Set problem:
The listing below must be repeated word for word, with its images excluded.

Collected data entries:
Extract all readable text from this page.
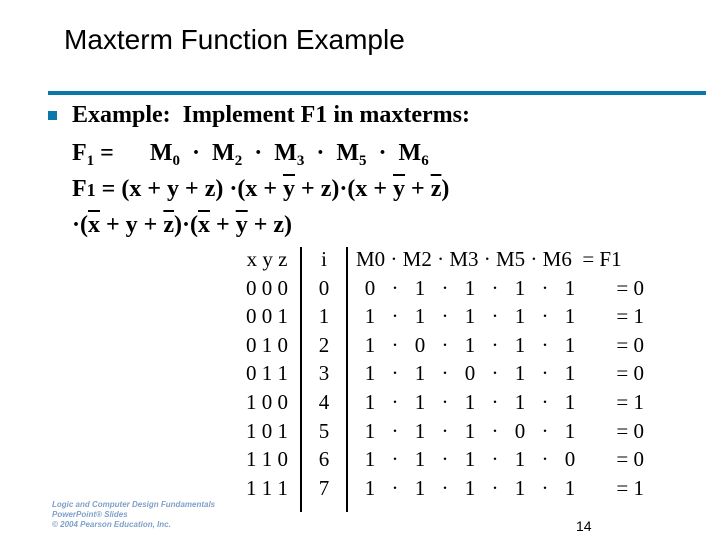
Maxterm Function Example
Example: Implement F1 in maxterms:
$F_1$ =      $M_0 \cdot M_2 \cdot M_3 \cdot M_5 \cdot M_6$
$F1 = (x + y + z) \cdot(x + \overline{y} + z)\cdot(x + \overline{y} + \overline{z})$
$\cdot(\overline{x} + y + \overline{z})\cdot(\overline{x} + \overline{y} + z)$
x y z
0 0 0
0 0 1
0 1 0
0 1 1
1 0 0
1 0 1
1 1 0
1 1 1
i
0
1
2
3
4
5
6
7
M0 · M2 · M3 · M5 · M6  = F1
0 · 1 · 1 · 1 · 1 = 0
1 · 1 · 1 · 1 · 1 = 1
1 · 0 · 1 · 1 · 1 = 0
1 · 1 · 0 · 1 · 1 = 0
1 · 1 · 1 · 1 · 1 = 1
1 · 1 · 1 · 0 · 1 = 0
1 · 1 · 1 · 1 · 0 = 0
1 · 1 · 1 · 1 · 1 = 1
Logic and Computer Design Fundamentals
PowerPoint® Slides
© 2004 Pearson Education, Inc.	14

Written answer:
Extract all readable text from this page.
Maxterm Function Example
Example: Implement F1 in maxterms:
$F_1$ =      $M_0 \cdot M_2 \cdot M_3 \cdot M_5 \cdot M_6$
$F1 = (x + y + z) \cdot(x + \overline{y} + z)\cdot(x + \overline{y} + \overline{z})$
$\cdot(\overline{x} + y + \overline{z})\cdot(\overline{x} + \overline{y} + z)$
x y z
0 0 0
0 0 1
0 1 0
0 1 1
1 0 0
1 0 1
1 1 0
1 1 1
i
0
1
2
3
4
5
6
7
M0 · M2 · M3 · M5 · M6  = F1
0 · 1 · 1 · 1 · 1 = 0
1 · 1 · 1 · 1 · 1 = 1
1 · 0 · 1 · 1 · 1 = 0
1 · 1 · 0 · 1 · 1 = 0
1 · 1 · 1 · 1 · 1 = 1
1 · 1 · 1 · 0 · 1 = 0
1 · 1 · 1 · 1 · 0 = 0
1 · 1 · 1 · 1 · 1 = 1
Logic and Computer Design Fundamentals
PowerPoint® Slides
© 2004 Pearson Education, Inc.	14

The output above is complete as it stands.